| Source material |
==========

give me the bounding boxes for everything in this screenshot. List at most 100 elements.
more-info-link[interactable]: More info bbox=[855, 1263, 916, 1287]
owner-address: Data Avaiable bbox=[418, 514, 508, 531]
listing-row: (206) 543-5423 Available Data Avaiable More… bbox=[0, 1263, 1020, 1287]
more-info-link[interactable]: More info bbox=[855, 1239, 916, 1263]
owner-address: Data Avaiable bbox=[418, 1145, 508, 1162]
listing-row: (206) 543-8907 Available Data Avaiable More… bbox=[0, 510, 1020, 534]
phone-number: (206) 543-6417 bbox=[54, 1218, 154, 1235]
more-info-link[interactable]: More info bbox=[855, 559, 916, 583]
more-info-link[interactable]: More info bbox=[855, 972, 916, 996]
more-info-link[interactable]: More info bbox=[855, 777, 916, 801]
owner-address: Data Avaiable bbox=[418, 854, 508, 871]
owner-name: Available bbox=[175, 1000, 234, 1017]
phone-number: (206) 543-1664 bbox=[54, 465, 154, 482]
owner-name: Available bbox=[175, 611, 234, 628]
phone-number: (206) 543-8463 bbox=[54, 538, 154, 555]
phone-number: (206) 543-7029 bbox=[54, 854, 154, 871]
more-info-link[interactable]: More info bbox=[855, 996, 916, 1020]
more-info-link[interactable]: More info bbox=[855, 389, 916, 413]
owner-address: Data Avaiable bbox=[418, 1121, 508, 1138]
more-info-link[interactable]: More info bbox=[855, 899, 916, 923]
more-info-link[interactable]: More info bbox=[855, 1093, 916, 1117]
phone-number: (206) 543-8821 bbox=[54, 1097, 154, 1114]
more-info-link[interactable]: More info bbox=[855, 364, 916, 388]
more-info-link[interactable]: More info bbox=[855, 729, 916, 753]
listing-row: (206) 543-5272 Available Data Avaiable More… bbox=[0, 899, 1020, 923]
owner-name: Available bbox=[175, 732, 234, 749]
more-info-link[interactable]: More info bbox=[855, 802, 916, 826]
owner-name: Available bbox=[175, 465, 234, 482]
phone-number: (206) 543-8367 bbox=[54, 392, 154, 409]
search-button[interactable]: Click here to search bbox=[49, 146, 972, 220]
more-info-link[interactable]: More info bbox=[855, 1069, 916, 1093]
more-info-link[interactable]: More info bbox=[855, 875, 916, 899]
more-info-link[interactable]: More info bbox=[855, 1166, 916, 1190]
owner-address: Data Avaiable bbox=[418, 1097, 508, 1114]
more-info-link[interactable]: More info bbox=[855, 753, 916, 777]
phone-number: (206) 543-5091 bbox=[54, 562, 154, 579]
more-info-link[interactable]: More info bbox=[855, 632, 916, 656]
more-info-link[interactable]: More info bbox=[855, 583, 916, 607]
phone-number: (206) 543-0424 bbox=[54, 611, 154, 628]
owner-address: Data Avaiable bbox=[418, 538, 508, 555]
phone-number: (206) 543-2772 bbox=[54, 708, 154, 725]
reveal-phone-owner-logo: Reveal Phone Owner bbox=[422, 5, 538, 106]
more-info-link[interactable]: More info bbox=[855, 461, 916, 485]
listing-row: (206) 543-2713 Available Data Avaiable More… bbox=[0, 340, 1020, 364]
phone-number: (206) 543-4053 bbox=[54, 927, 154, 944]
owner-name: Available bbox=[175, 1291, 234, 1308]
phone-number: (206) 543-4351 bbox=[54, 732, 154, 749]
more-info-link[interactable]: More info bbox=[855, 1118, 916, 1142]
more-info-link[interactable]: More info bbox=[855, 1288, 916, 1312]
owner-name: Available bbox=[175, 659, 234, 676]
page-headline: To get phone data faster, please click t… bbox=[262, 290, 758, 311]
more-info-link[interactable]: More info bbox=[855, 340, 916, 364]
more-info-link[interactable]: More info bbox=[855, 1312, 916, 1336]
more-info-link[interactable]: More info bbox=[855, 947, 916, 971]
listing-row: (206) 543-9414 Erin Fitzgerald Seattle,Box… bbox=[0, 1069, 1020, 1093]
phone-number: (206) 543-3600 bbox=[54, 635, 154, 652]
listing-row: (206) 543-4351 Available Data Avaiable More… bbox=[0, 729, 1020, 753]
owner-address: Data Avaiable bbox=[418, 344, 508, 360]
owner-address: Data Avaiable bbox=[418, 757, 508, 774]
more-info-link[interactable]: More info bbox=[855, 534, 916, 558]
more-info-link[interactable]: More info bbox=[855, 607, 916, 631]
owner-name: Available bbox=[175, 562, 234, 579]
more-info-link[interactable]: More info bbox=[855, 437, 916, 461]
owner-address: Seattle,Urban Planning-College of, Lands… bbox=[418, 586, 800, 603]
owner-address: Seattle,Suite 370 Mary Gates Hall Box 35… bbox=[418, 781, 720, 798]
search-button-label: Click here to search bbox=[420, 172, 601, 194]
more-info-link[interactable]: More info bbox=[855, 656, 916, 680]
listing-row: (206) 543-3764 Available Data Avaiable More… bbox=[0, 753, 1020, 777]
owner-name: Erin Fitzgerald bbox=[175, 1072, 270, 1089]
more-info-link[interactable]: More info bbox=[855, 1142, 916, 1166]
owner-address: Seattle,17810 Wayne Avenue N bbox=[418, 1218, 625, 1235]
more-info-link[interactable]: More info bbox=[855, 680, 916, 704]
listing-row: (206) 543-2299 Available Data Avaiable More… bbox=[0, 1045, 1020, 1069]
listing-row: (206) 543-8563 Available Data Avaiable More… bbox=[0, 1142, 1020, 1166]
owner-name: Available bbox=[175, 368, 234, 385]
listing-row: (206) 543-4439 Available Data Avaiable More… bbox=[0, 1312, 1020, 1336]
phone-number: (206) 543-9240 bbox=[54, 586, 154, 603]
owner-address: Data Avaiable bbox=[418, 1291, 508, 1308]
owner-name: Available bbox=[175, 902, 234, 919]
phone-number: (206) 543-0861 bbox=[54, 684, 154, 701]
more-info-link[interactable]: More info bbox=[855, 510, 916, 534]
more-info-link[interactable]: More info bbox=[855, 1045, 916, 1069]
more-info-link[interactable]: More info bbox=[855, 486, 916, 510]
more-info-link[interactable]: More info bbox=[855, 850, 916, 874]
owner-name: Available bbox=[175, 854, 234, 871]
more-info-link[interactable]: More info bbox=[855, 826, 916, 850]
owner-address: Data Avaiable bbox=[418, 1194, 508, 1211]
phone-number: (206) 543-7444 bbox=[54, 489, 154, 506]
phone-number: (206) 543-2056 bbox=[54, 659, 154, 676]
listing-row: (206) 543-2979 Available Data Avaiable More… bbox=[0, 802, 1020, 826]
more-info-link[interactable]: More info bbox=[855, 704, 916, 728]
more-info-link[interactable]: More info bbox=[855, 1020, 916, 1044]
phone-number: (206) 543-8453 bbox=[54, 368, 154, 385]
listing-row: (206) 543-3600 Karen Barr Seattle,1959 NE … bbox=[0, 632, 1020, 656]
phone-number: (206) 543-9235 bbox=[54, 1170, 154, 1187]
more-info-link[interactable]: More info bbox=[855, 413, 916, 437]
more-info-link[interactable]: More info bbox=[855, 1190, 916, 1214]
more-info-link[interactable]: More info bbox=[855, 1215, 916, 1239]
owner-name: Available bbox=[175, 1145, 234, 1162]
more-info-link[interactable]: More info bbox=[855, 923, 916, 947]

==========

| Task statement |
Edit the lines above by replacing "Click here to search" with "Search listings", leaving everything else unchanged.

| Response to the exercise |
give me the bounding boxes for everything in this screenshot. List at most 100 elements.
more-info-link[interactable]: More info bbox=[855, 1263, 916, 1287]
owner-address: Data Avaiable bbox=[418, 514, 508, 531]
listing-row: (206) 543-5423 Available Data Avaiable More… bbox=[0, 1263, 1020, 1287]
more-info-link[interactable]: More info bbox=[855, 1239, 916, 1263]
owner-address: Data Avaiable bbox=[418, 1145, 508, 1162]
listing-row: (206) 543-8907 Available Data Avaiable More… bbox=[0, 510, 1020, 534]
phone-number: (206) 543-6417 bbox=[54, 1218, 154, 1235]
more-info-link[interactable]: More info bbox=[855, 559, 916, 583]
more-info-link[interactable]: More info bbox=[855, 972, 916, 996]
more-info-link[interactable]: More info bbox=[855, 777, 916, 801]
owner-address: Data Avaiable bbox=[418, 854, 508, 871]
owner-name: Available bbox=[175, 1000, 234, 1017]
phone-number: (206) 543-1664 bbox=[54, 465, 154, 482]
owner-name: Available bbox=[175, 611, 234, 628]
phone-number: (206) 543-8463 bbox=[54, 538, 154, 555]
phone-number: (206) 543-7029 bbox=[54, 854, 154, 871]
more-info-link[interactable]: More info bbox=[855, 996, 916, 1020]
more-info-link[interactable]: More info bbox=[855, 389, 916, 413]
owner-address: Data Avaiable bbox=[418, 1121, 508, 1138]
more-info-link[interactable]: More info bbox=[855, 899, 916, 923]
more-info-link[interactable]: More info bbox=[855, 1093, 916, 1117]
phone-number: (206) 543-8821 bbox=[54, 1097, 154, 1114]
more-info-link[interactable]: More info bbox=[855, 364, 916, 388]
more-info-link[interactable]: More info bbox=[855, 729, 916, 753]
listing-row: (206) 543-5272 Available Data Avaiable More… bbox=[0, 899, 1020, 923]
owner-name: Available bbox=[175, 732, 234, 749]
more-info-link[interactable]: More info bbox=[855, 802, 916, 826]
owner-name: Available bbox=[175, 465, 234, 482]
phone-number: (206) 543-8367 bbox=[54, 392, 154, 409]
search-button[interactable]: Search listings bbox=[49, 146, 972, 220]
more-info-link[interactable]: More info bbox=[855, 1069, 916, 1093]
more-info-link[interactable]: More info bbox=[855, 875, 916, 899]
more-info-link[interactable]: More info bbox=[855, 1166, 916, 1190]
owner-address: Data Avaiable bbox=[418, 1097, 508, 1114]
more-info-link[interactable]: More info bbox=[855, 753, 916, 777]
phone-number: (206) 543-5091 bbox=[54, 562, 154, 579]
more-info-link[interactable]: More info bbox=[855, 632, 916, 656]
more-info-link[interactable]: More info bbox=[855, 583, 916, 607]
phone-number: (206) 543-0424 bbox=[54, 611, 154, 628]
owner-address: Data Avaiable bbox=[418, 538, 508, 555]
phone-number: (206) 543-2772 bbox=[54, 708, 154, 725]
reveal-phone-owner-logo: Reveal Phone Owner bbox=[422, 5, 538, 106]
more-info-link[interactable]: More info bbox=[855, 461, 916, 485]
listing-row: (206) 543-2713 Available Data Avaiable More… bbox=[0, 340, 1020, 364]
phone-number: (206) 543-4053 bbox=[54, 927, 154, 944]
owner-name: Available bbox=[175, 1291, 234, 1308]
phone-number: (206) 543-4351 bbox=[54, 732, 154, 749]
more-info-link[interactable]: More info bbox=[855, 1118, 916, 1142]
more-info-link[interactable]: More info bbox=[855, 1288, 916, 1312]
owner-name: Available bbox=[175, 659, 234, 676]
page-headline: To get phone data faster, please click t… bbox=[262, 290, 758, 311]
more-info-link[interactable]: More info bbox=[855, 340, 916, 364]
more-info-link[interactable]: More info bbox=[855, 1312, 916, 1336]
more-info-link[interactable]: More info bbox=[855, 947, 916, 971]
listing-row: (206) 543-9414 Erin Fitzgerald Seattle,Box… bbox=[0, 1069, 1020, 1093]
phone-number: (206) 543-3600 bbox=[54, 635, 154, 652]
listing-row: (206) 543-4351 Available Data Avaiable More… bbox=[0, 729, 1020, 753]
owner-address: Data Avaiable bbox=[418, 344, 508, 360]
owner-address: Data Avaiable bbox=[418, 757, 508, 774]
more-info-link[interactable]: More info bbox=[855, 534, 916, 558]
more-info-link[interactable]: More info bbox=[855, 607, 916, 631]
owner-name: Available bbox=[175, 562, 234, 579]
more-info-link[interactable]: More info bbox=[855, 437, 916, 461]
owner-address: Seattle,Urban Planning-College of, Lands… bbox=[418, 586, 800, 603]
owner-address: Seattle,Suite 370 Mary Gates Hall Box 35… bbox=[418, 781, 720, 798]
search-button-label: Search listings bbox=[420, 172, 601, 194]
more-info-link[interactable]: More info bbox=[855, 656, 916, 680]
listing-row: (206) 543-3764 Available Data Avaiable More… bbox=[0, 753, 1020, 777]
owner-name: Erin Fitzgerald bbox=[175, 1072, 270, 1089]
more-info-link[interactable]: More info bbox=[855, 1142, 916, 1166]
owner-address: Seattle,17810 Wayne Avenue N bbox=[418, 1218, 625, 1235]
more-info-link[interactable]: More info bbox=[855, 680, 916, 704]
listing-row: (206) 543-2299 Available Data Avaiable More… bbox=[0, 1045, 1020, 1069]
listing-row: (206) 543-8563 Available Data Avaiable More… bbox=[0, 1142, 1020, 1166]
owner-name: Available bbox=[175, 368, 234, 385]
listing-row: (206) 543-4439 Available Data Avaiable More… bbox=[0, 1312, 1020, 1336]
phone-number: (206) 543-9240 bbox=[54, 586, 154, 603]
owner-address: Data Avaiable bbox=[418, 1291, 508, 1308]
owner-name: Available bbox=[175, 902, 234, 919]
phone-number: (206) 543-0861 bbox=[54, 684, 154, 701]
more-info-link[interactable]: More info bbox=[855, 510, 916, 534]
more-info-link[interactable]: More info bbox=[855, 1045, 916, 1069]
more-info-link[interactable]: More info bbox=[855, 486, 916, 510]
more-info-link[interactable]: More info bbox=[855, 850, 916, 874]
owner-name: Available bbox=[175, 854, 234, 871]
more-info-link[interactable]: More info bbox=[855, 826, 916, 850]
owner-address: Data Avaiable bbox=[418, 1194, 508, 1211]
phone-number: (206) 543-7444 bbox=[54, 489, 154, 506]
phone-number: (206) 543-2056 bbox=[54, 659, 154, 676]
listing-row: (206) 543-2979 Available Data Avaiable More… bbox=[0, 802, 1020, 826]
more-info-link[interactable]: More info bbox=[855, 704, 916, 728]
more-info-link[interactable]: More info bbox=[855, 1020, 916, 1044]
phone-number: (206) 543-8453 bbox=[54, 368, 154, 385]
listing-row: (206) 543-3600 Karen Barr Seattle,1959 NE … bbox=[0, 632, 1020, 656]
phone-number: (206) 543-9235 bbox=[54, 1170, 154, 1187]
more-info-link[interactable]: More info bbox=[855, 413, 916, 437]
more-info-link[interactable]: More info bbox=[855, 1190, 916, 1214]
more-info-link[interactable]: More info bbox=[855, 1215, 916, 1239]
owner-name: Available bbox=[175, 1145, 234, 1162]
more-info-link[interactable]: More info bbox=[855, 923, 916, 947]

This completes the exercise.